1859.05.21.A Emile Pereire.Paris

Origine : Copies de lettres à la presse n°131 - du 18 mai 1859 au 4 juin 1859

Paris, le 21 mai 1859
Monsieur Émile Pereire
En ville

Monsieur,
Vous m'avez demandé, Monsieur, de vous exposer mes idées sur la nature des opérations que pourrait faire à Gênes une maison puissamment appuyée.
Il est difficile de préciser, mais l'idée générale est que la présence d'une armée et de deux flottes, celle de l'Etat et celle du commerce, a déterminé déjà et continuera à déterminer des besoins énormes, de toute nature, dans un pays comparativement restreint, et que le rapprochement de l'ennemi empêche de profiter facilement des ressources des territoires voisins. Les victuailles de toute espèce, les vins, les eaux de vie, les farines, fourrages et les bestiaux seront l'objet de la demande la plus considérable et toujours renouvelée.
On pourrait donc, ou aborder directement ces fournitures, ou en faciliter, avec discernement, l'exécution à d'autres fournisseurs qui déjà ont pris les devants. Ces opérations, seules, présentent déjà une grande importance et une source convenable de bénéfices.
========================================================================
_TRAVAIL DEMANDÉ:_
1. D'après le texte, pourquoi une maison puissamment appuyée trouverait-elle à Gênes des besoins énormes à satisfaire ? Répondez en une à trois phrases.
2. Quelles sont les deux flottes mentionnées dans le texte ?
========================================================================
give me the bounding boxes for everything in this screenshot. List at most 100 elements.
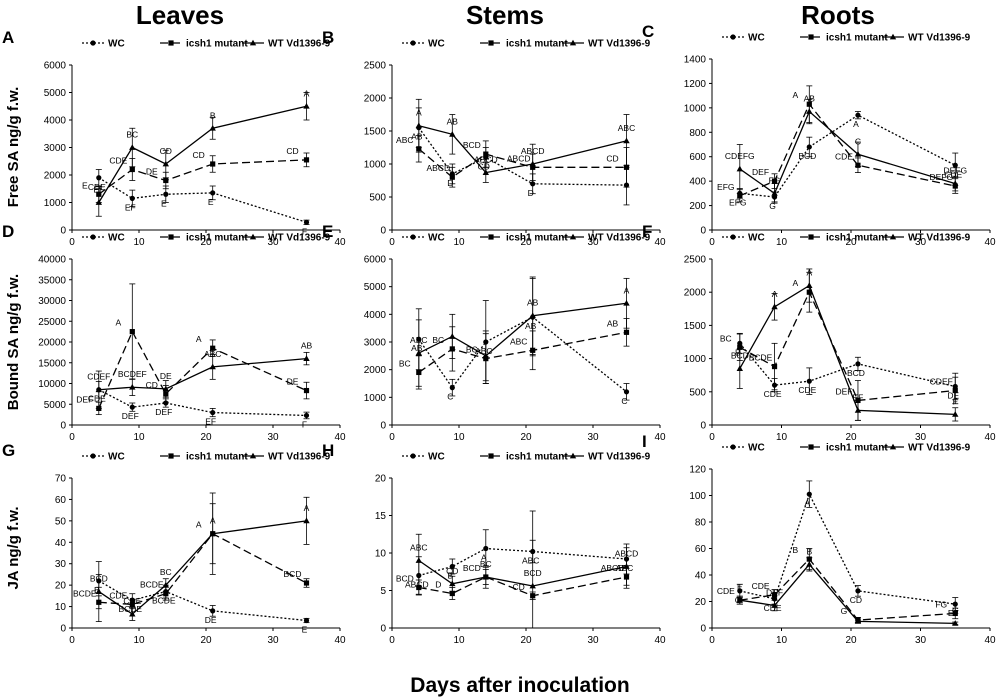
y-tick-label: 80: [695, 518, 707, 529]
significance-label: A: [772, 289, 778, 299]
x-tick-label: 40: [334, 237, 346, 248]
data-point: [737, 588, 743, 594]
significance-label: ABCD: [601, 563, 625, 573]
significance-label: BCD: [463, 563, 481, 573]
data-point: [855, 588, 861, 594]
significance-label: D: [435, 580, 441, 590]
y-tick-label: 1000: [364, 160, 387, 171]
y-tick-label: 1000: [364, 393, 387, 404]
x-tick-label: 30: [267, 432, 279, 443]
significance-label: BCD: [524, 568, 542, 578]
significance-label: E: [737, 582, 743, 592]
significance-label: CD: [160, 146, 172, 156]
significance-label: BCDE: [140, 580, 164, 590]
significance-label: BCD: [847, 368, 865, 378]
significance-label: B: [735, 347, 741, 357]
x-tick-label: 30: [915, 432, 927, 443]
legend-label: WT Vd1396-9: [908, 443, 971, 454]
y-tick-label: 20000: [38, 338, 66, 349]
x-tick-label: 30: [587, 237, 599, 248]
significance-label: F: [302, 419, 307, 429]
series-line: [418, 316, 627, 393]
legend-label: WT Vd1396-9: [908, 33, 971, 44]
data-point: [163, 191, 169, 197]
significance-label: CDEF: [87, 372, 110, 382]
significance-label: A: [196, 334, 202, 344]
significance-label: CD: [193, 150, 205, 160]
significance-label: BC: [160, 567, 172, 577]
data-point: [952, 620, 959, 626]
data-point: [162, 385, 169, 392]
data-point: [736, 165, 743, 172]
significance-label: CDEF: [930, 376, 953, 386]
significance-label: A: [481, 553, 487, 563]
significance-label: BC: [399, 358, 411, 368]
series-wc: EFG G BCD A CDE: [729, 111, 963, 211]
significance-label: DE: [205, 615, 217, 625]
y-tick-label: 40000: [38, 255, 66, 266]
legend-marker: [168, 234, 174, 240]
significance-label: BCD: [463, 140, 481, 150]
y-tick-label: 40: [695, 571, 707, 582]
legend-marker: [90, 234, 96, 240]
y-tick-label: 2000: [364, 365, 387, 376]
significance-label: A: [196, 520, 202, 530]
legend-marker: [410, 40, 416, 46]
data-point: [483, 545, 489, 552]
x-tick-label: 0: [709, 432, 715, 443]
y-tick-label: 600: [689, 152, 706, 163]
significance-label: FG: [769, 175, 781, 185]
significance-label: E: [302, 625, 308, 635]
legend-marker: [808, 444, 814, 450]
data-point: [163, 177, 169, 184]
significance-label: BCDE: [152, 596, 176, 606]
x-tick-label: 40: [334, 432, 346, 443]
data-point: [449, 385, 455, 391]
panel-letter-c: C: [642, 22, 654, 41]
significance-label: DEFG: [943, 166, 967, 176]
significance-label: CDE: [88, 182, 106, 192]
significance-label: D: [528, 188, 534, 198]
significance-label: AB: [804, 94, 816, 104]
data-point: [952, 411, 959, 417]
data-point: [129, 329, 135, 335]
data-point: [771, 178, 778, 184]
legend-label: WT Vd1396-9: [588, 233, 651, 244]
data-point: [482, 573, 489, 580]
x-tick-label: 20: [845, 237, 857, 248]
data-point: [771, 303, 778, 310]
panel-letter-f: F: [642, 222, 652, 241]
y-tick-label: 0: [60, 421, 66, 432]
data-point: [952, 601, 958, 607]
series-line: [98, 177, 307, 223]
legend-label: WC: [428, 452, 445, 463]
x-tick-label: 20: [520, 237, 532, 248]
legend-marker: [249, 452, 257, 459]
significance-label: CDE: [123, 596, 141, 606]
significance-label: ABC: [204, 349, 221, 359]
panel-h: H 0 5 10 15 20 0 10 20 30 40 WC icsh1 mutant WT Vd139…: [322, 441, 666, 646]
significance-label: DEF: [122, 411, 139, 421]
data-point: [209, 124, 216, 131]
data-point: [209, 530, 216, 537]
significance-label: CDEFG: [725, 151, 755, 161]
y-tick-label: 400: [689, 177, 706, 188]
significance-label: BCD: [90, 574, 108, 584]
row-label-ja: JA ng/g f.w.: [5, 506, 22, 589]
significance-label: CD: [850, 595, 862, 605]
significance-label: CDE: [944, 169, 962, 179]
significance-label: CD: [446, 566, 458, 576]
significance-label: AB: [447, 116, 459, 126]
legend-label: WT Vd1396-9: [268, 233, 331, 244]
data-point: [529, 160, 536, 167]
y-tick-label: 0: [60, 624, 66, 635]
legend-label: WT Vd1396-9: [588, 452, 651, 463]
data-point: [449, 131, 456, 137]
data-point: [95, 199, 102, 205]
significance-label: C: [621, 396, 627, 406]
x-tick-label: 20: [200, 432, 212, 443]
========================================================================
_TÂCHES CORRIGÉES:_
1. Une armée et deux flottes sont présentes dans un pays comparativement restreint, ce qui crée des besoins énormes de toute nature. De plus, le rapprochement de l'ennemi empêche de profiter facilement des ressources des territoires voisins.

2. Celle de l'État et celle du commerce.